▸ Task
Take the line that contains "Decode this image" and every line after it in the material below, and quote them exactly.

▸ Dataset content
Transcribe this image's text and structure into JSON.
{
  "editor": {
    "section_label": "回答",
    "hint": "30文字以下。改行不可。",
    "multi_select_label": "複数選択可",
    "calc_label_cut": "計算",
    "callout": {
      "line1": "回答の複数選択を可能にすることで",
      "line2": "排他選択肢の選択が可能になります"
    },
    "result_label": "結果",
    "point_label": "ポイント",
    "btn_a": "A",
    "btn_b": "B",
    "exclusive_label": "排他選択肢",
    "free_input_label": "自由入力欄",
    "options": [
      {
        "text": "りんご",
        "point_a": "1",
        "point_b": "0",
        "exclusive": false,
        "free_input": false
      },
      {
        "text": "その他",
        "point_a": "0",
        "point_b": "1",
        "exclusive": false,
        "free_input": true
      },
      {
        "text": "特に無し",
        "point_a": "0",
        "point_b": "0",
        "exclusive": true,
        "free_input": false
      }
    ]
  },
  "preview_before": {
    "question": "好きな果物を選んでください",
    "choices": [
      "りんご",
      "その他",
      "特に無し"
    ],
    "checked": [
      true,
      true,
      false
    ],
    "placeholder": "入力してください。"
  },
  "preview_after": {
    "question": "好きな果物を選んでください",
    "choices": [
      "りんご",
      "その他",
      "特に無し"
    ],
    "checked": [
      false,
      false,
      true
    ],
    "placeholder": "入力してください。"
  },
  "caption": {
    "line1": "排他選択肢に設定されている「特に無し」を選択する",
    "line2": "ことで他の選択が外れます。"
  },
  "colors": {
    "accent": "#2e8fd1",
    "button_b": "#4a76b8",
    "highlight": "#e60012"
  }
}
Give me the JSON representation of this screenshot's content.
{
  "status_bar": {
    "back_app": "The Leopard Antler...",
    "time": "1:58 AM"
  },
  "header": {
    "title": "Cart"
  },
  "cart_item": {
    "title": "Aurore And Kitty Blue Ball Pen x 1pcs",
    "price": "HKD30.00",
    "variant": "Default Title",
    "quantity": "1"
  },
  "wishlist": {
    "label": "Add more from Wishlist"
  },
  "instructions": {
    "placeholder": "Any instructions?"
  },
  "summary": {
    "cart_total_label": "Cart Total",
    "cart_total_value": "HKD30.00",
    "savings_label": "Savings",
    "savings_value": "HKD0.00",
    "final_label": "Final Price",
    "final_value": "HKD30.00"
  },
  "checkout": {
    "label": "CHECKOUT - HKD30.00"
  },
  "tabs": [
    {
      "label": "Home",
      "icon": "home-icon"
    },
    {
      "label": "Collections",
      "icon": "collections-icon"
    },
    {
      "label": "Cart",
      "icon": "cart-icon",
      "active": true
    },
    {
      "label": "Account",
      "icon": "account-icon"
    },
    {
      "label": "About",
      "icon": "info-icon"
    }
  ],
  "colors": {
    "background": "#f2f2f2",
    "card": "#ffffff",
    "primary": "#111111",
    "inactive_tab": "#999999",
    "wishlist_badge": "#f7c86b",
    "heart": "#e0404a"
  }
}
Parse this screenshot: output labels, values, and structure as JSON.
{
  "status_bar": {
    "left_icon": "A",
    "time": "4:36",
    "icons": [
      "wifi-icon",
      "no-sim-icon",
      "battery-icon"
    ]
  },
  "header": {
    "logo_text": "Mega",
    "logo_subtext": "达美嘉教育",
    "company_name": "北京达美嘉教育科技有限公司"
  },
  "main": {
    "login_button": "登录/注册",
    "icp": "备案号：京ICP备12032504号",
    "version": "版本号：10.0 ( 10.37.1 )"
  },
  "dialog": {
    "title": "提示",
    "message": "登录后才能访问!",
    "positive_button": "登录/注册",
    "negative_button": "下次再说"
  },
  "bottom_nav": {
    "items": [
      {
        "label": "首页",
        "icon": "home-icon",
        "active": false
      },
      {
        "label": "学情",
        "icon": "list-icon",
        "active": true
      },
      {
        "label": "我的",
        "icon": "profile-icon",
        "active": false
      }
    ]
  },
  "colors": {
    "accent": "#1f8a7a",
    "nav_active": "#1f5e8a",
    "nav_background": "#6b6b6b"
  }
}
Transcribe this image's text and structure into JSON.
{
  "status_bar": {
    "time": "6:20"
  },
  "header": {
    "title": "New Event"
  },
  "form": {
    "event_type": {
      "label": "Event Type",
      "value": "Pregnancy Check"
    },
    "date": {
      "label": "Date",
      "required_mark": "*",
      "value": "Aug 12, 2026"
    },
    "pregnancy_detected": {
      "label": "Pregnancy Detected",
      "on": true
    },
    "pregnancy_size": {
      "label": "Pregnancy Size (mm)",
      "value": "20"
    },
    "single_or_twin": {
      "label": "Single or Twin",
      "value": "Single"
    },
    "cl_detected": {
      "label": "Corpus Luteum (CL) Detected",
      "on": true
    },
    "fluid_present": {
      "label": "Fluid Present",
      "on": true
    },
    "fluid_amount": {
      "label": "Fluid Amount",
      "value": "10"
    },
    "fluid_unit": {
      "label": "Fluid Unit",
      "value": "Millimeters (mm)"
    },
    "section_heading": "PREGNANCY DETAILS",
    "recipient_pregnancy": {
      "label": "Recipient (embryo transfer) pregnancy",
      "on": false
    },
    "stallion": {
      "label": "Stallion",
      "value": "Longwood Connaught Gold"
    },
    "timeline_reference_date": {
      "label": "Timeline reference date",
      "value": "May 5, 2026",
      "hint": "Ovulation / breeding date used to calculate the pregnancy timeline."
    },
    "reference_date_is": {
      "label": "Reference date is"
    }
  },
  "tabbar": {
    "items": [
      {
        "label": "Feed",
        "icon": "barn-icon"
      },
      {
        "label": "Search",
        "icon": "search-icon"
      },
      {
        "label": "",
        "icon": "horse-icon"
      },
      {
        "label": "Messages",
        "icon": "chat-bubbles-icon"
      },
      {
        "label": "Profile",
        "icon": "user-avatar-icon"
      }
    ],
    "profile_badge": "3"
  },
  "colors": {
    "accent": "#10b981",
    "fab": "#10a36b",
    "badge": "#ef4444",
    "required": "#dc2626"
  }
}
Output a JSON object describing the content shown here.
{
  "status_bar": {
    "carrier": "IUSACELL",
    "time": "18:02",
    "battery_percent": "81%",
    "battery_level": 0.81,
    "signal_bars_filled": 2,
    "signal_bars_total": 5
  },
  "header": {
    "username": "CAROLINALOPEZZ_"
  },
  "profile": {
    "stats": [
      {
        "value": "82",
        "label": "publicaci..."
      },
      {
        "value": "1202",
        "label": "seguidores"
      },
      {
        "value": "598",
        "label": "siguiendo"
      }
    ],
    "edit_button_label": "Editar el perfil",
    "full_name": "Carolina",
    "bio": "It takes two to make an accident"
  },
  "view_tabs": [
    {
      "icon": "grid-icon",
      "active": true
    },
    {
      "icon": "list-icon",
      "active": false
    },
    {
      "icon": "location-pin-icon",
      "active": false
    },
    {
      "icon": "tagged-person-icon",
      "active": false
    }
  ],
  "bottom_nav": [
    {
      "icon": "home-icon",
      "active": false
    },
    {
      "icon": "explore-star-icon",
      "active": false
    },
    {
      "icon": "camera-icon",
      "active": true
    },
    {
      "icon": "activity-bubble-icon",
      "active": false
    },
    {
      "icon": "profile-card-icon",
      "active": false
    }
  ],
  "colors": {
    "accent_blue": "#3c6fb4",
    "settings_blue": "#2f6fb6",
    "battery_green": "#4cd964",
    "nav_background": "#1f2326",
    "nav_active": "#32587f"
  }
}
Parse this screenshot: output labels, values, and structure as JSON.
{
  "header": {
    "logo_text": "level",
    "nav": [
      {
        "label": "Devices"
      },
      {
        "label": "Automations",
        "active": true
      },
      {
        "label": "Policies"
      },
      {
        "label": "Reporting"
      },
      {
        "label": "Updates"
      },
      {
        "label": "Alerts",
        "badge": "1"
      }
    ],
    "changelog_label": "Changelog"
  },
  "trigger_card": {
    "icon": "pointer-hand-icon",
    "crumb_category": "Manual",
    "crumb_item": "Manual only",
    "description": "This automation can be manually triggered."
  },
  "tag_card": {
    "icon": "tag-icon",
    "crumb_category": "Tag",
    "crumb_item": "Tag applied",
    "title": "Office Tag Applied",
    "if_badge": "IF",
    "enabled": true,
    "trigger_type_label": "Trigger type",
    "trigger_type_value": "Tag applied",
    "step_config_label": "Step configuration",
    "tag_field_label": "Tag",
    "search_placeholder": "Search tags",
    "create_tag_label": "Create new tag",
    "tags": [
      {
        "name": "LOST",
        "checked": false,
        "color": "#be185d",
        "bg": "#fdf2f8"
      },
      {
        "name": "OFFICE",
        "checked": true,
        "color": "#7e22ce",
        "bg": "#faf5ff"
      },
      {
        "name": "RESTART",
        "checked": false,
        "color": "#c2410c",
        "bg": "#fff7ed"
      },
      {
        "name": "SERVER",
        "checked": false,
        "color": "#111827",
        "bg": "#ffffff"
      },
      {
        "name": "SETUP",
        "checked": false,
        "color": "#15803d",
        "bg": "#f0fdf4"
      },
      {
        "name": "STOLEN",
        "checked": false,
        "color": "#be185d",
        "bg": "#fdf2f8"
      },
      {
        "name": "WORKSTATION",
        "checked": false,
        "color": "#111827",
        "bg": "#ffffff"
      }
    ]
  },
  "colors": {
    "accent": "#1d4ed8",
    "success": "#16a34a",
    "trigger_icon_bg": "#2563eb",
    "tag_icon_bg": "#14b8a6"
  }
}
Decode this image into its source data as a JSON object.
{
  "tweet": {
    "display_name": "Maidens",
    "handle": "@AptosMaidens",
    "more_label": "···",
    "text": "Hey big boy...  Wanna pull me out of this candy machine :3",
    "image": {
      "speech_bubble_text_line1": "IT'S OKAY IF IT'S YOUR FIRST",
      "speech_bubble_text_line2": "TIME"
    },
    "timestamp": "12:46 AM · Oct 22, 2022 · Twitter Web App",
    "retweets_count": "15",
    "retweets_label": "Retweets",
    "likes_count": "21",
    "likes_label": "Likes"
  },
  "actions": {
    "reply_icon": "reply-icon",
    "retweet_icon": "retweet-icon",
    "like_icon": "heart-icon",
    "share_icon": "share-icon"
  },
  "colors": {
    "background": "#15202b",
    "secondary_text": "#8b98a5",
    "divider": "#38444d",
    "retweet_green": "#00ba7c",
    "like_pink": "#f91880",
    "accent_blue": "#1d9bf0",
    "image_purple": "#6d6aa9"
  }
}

▸ Exercise output
Decode this image into its source data as a JSON object.
{
  "tweet": {
    "display_name": "Maidens",
    "handle": "@AptosMaidens",
    "more_label": "···",
    "text": "Hey big boy...  Wanna pull me out of this candy machine :3",
    "image": {
      "speech_bubble_text_line1": "IT'S OKAY IF IT'S YOUR FIRST",
      "speech_bubble_text_line2": "TIME"
    },
    "timestamp": "12:46 AM · Oct 22, 2022 · Twitter Web App",
    "retweets_count": "15",
    "retweets_label": "Retweets",
    "likes_count": "21",
    "likes_label": "Likes"
  },
  "actions": {
    "reply_icon": "reply-icon",
    "retweet_icon": "retweet-icon",
    "like_icon": "heart-icon",
    "share_icon": "share-icon"
  },
  "colors": {
    "background": "#15202b",
    "secondary_text": "#8b98a5",
    "divider": "#38444d",
    "retweet_green": "#00ba7c",
    "like_pink": "#f91880",
    "accent_blue": "#1d9bf0",
    "image_purple": "#6d6aa9"
  }
}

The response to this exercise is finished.